(Records from a data source)
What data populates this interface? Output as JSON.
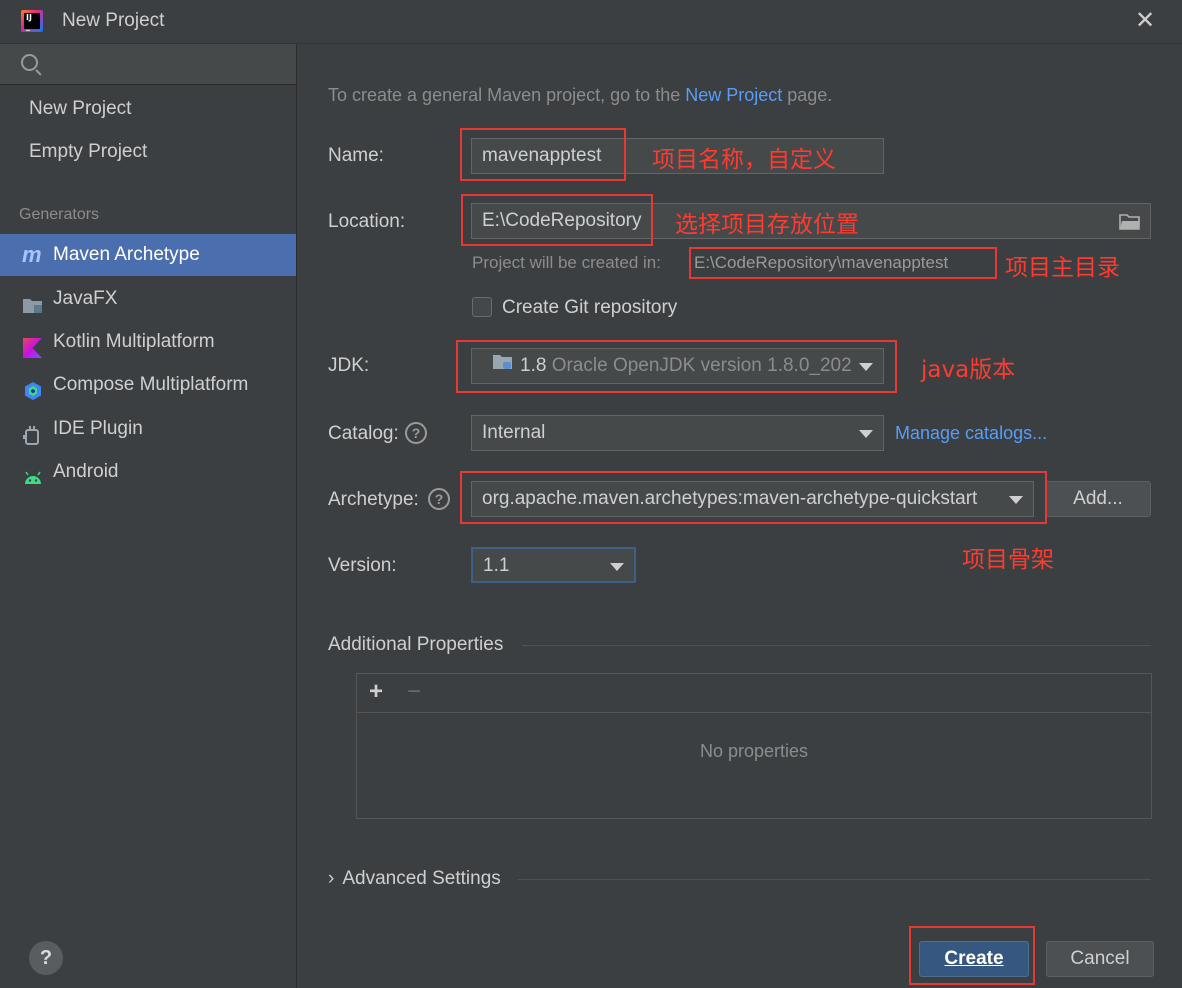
{
  "window": {
    "title": "New Project"
  },
  "sidebar": {
    "search_placeholder": "",
    "top_items": [
      {
        "label": "New Project"
      },
      {
        "label": "Empty Project"
      }
    ],
    "generators_label": "Generators",
    "generators": [
      {
        "label": "Maven Archetype",
        "icon": "maven-icon",
        "selected": true
      },
      {
        "label": "JavaFX",
        "icon": "javafx-folder-icon"
      },
      {
        "label": "Kotlin Multiplatform",
        "icon": "kotlin-icon"
      },
      {
        "label": "Compose Multiplatform",
        "icon": "compose-icon"
      },
      {
        "label": "IDE Plugin",
        "icon": "plugin-icon"
      },
      {
        "label": "Android",
        "icon": "android-icon"
      }
    ]
  },
  "main": {
    "intro_prefix": "To create a general Maven project, go to the ",
    "intro_link": "New Project",
    "intro_suffix": " page.",
    "name_label": "Name:",
    "name_value": "mavenapptest",
    "location_label": "Location:",
    "location_value": "E:\\CodeRepository",
    "created_in_prefix": "Project will be created in:",
    "created_in_path": "E:\\CodeRepository\\mavenapptest",
    "git_label": "Create Git repository",
    "jdk_label": "JDK:",
    "jdk_version": "1.8",
    "jdk_desc": "Oracle OpenJDK version 1.8.0_202",
    "catalog_label": "Catalog:",
    "catalog_value": "Internal",
    "manage_catalogs": "Manage catalogs...",
    "archetype_label": "Archetype:",
    "archetype_value": "org.apache.maven.archetypes:maven-archetype-quickstart",
    "add_button": "Add...",
    "version_label": "Version:",
    "version_value": "1.1",
    "additional_properties": "Additional Properties",
    "add_icon": "+",
    "remove_icon": "−",
    "no_properties": "No properties",
    "advanced_settings": "Advanced Settings"
  },
  "annotations": {
    "name": "项目名称，自定义",
    "location": "选择项目存放位置",
    "main_dir": "项目主目录",
    "java_version": "java版本",
    "archetype": "项目骨架"
  },
  "footer": {
    "help": "?",
    "create_button": "Create",
    "cancel_button": "Cancel"
  },
  "colors": {
    "background": "#3c3f41",
    "selection": "#4b6eaf",
    "link": "#589df6",
    "annotation": "#ff3b30"
  }
}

◆ **Task instructions**
Say how many lines above contain the string "CodeRepository". Answer with the number only.

◆ **The reply**
2